[start of Materials provided]
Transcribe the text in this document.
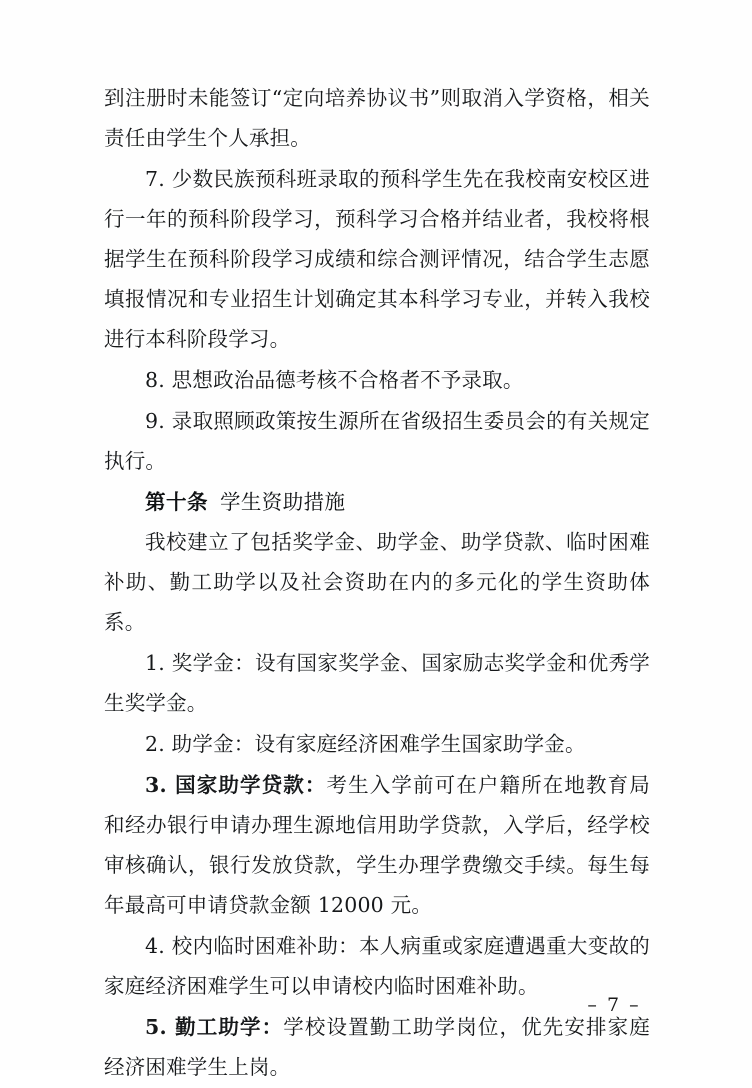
到注册时未能签订“定向培养协议书”则取消入学资格，相关责任由学生个人承担。

7. 少数民族预科班录取的预科学生先在我校南安校区进行一年的预科阶段学习，预科学习合格并结业者，我校将根据学生在预科阶段学习成绩和综合测评情况，结合学生志愿填报情况和专业招生计划确定其本科学习专业，并转入我校进行本科阶段学习。

8. 思想政治品德考核不合格者不予录取。

9. 录取照顾政策按生源所在省级招生委员会的有关规定执行。

第十条 学生资助措施

我校建立了包括奖学金、助学金、助学贷款、临时困难补助、勤工助学以及社会资助在内的多元化的学生资助体系。

1. 奖学金：设有国家奖学金、国家励志奖学金和优秀学生奖学金。

2. 助学金：设有家庭经济困难学生国家助学金。

3. 国家助学贷款：考生入学前可在户籍所在地教育局和经办银行申请办理生源地信用助学贷款，入学后，经学校审核确认，银行发放贷款，学生办理学费缴交手续。每生每年最高可申请贷款金额 12000 元。

4. 校内临时困难补助：本人病重或家庭遭遇重大变故的家庭经济困难学生可以申请校内临时困难补助。

5. 勤工助学：学校设置勤工助学岗位，优先安排家庭经济困难学生上岗。

– 7 –
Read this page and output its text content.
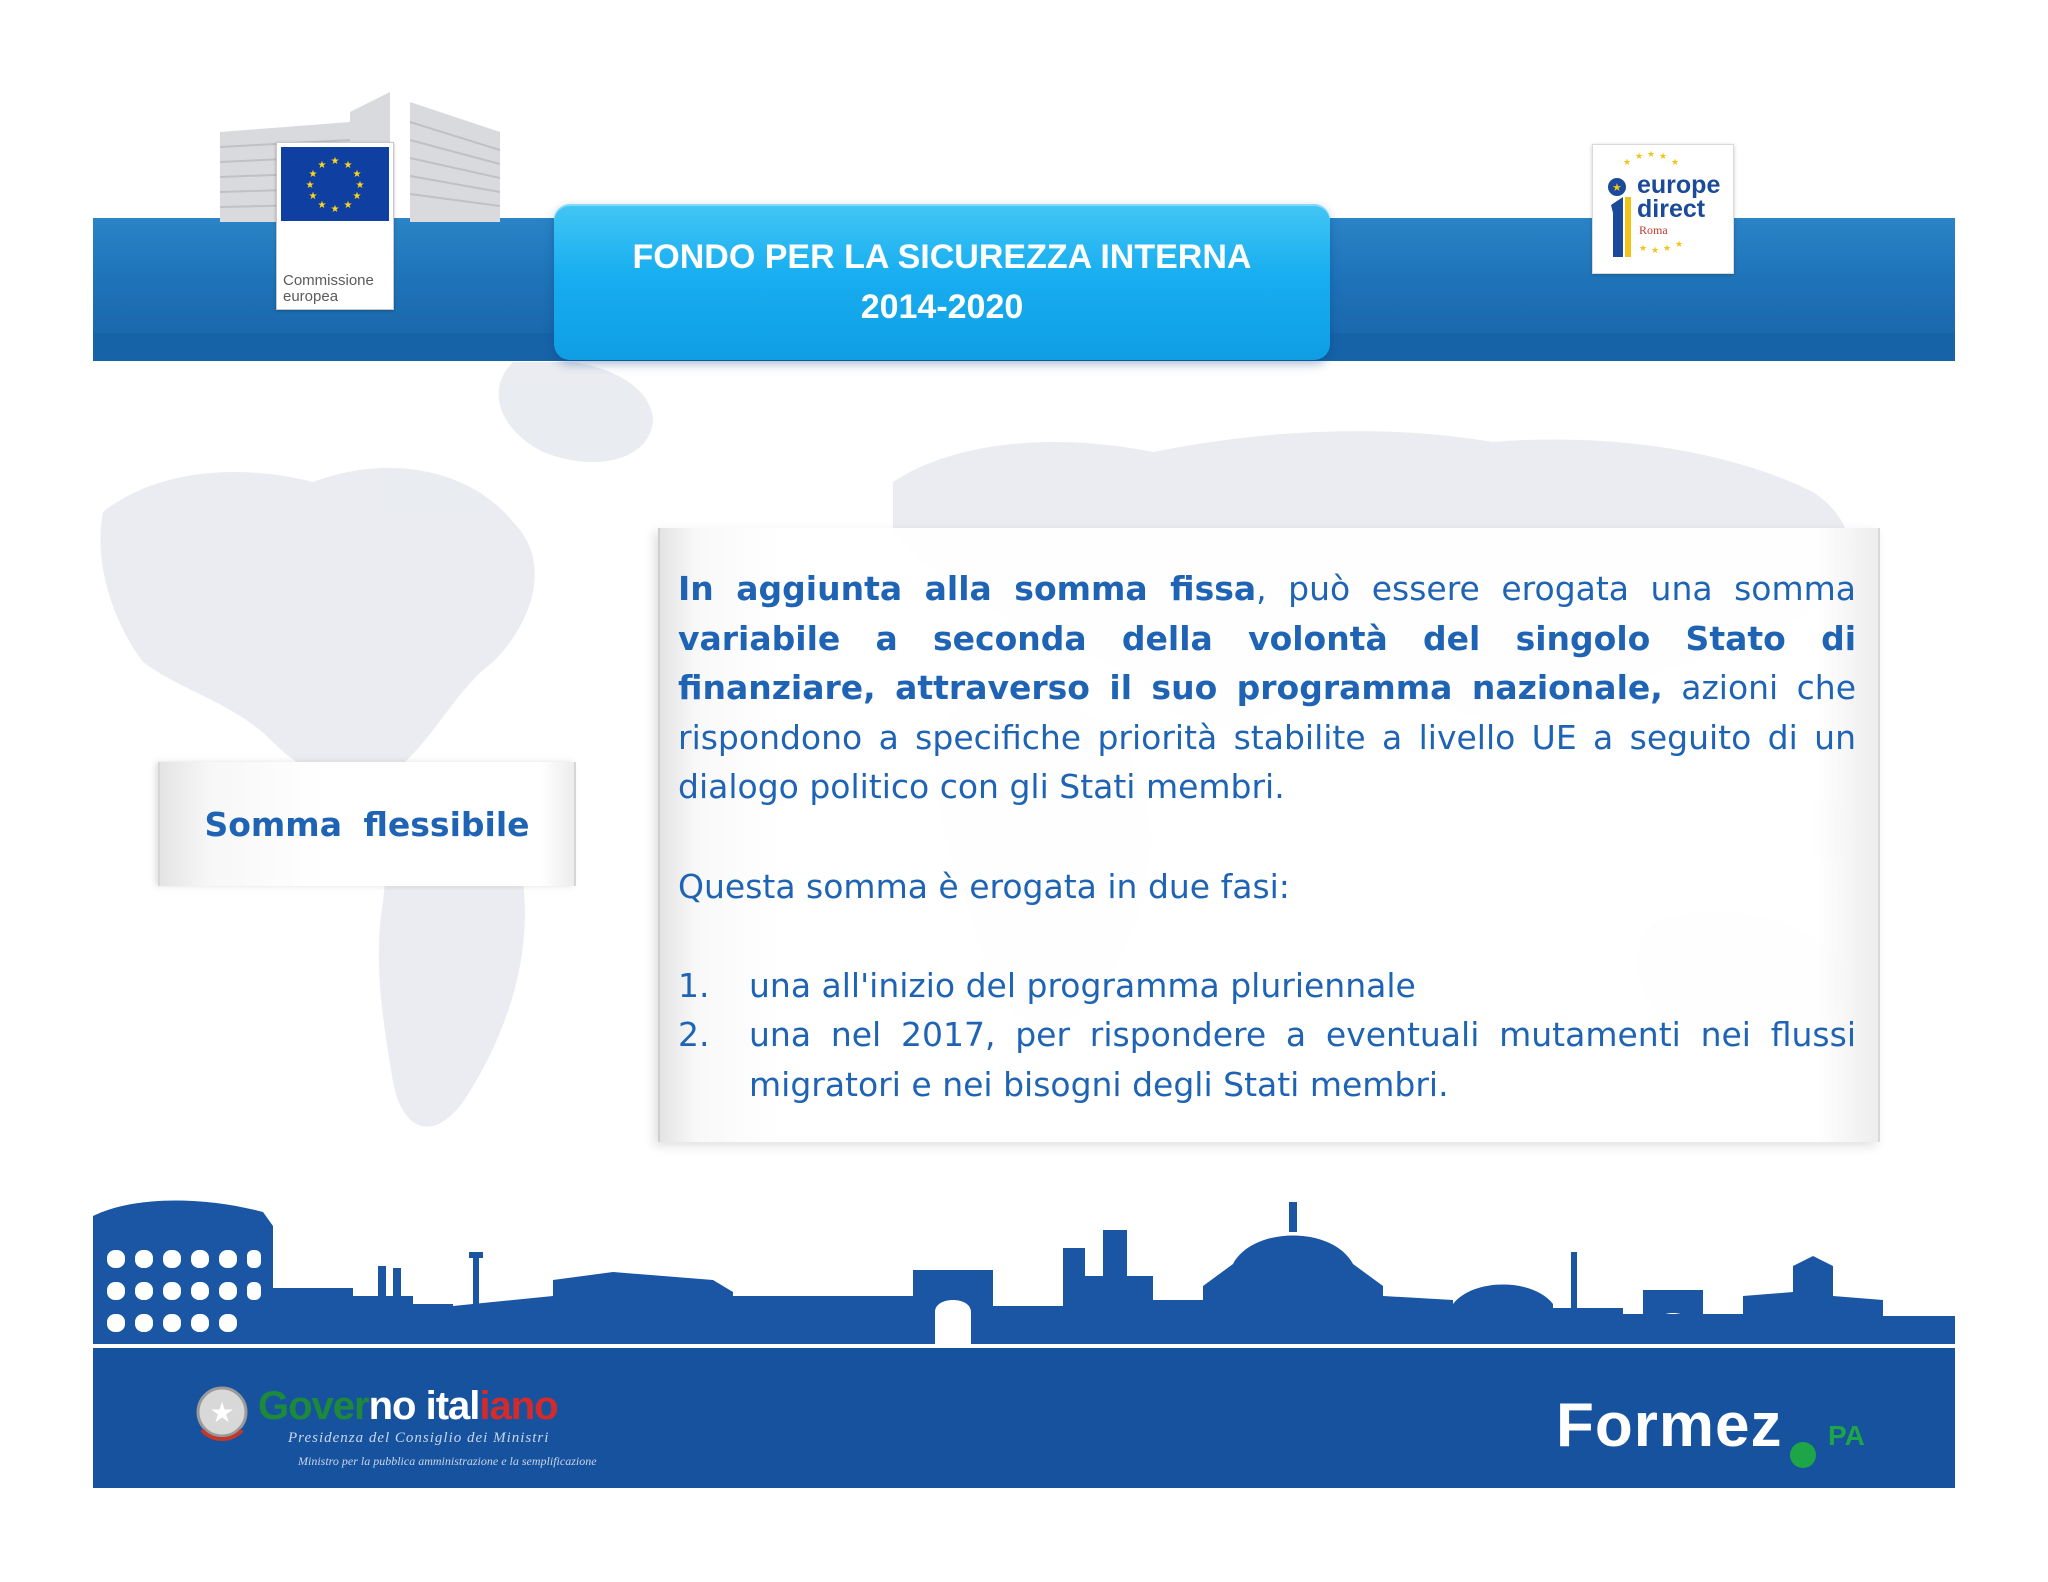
★ ★
★
★
★
★
★
★
★
★
★
★
Commissione
europea
★
★ ★ ★
★
★ ★ ★ ★
★ europe
direct
Roma
FONDO PER LA SICUREZZA INTERNA
2014-2020
Somma flessibile

In aggiunta alla somma fissa, può essere erogata una somma variabile a seconda della volontà del singolo Stato di finanziare, attraverso il suo programma nazionale, azioni che rispondono a specifiche priorità stabilite a livello UE a seguito di un dialogo politico con gli Stati membri.

Questa somma è erogata in due fasi:

1. una all'inizio del programma pluriennale
2. una nel 2017, per rispondere a eventuali mutamenti nei flussi migratori e nei bisogni degli Stati membri.
★ Governo italiano
Presidenza del Consiglio dei Ministri
Ministro per la pubblica amministrazione e la semplificazione
Formez PA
[end of Materials provided]
- Goal -
Each entry should be repeated exactly as it appears; the pictures stay out.

- Finished task -
Transcribe the text in this document.
到注册时未能签订“定向培养协议书”则取消入学资格，相关责任由学生个人承担。

7. 少数民族预科班录取的预科学生先在我校南安校区进行一年的预科阶段学习，预科学习合格并结业者，我校将根据学生在预科阶段学习成绩和综合测评情况，结合学生志愿填报情况和专业招生计划确定其本科学习专业，并转入我校进行本科阶段学习。

8. 思想政治品德考核不合格者不予录取。

9. 录取照顾政策按生源所在省级招生委员会的有关规定执行。

第十条 学生资助措施

我校建立了包括奖学金、助学金、助学贷款、临时困难补助、勤工助学以及社会资助在内的多元化的学生资助体系。

1. 奖学金：设有国家奖学金、国家励志奖学金和优秀学生奖学金。

2. 助学金：设有家庭经济困难学生国家助学金。

3. 国家助学贷款：考生入学前可在户籍所在地教育局和经办银行申请办理生源地信用助学贷款，入学后，经学校审核确认，银行发放贷款，学生办理学费缴交手续。每生每年最高可申请贷款金额 12000 元。

4. 校内临时困难补助：本人病重或家庭遭遇重大变故的家庭经济困难学生可以申请校内临时困难补助。

5. 勤工助学：学校设置勤工助学岗位，优先安排家庭经济困难学生上岗。

– 7 –
Read this page and output its text content.
★ ★
★
★
★
★
★
★
★
★
★
★
Commissione
europea
★
★ ★ ★
★
★ ★ ★ ★
★ europe
direct
Roma
FONDO PER LA SICUREZZA INTERNA
2014-2020
Somma flessibile

In aggiunta alla somma fissa, può essere erogata una somma variabile a seconda della volontà del singolo Stato di finanziare, attraverso il suo programma nazionale, azioni che rispondono a specifiche priorità stabilite a livello UE a seguito di un dialogo politico con gli Stati membri.

Questa somma è erogata in due fasi:

1. una all'inizio del programma pluriennale
2. una nel 2017, per rispondere a eventuali mutamenti nei flussi migratori e nei bisogni degli Stati membri.
★ Governo italiano
Presidenza del Consiglio dei Ministri
Ministro per la pubblica amministrazione e la semplificazione
Formez PA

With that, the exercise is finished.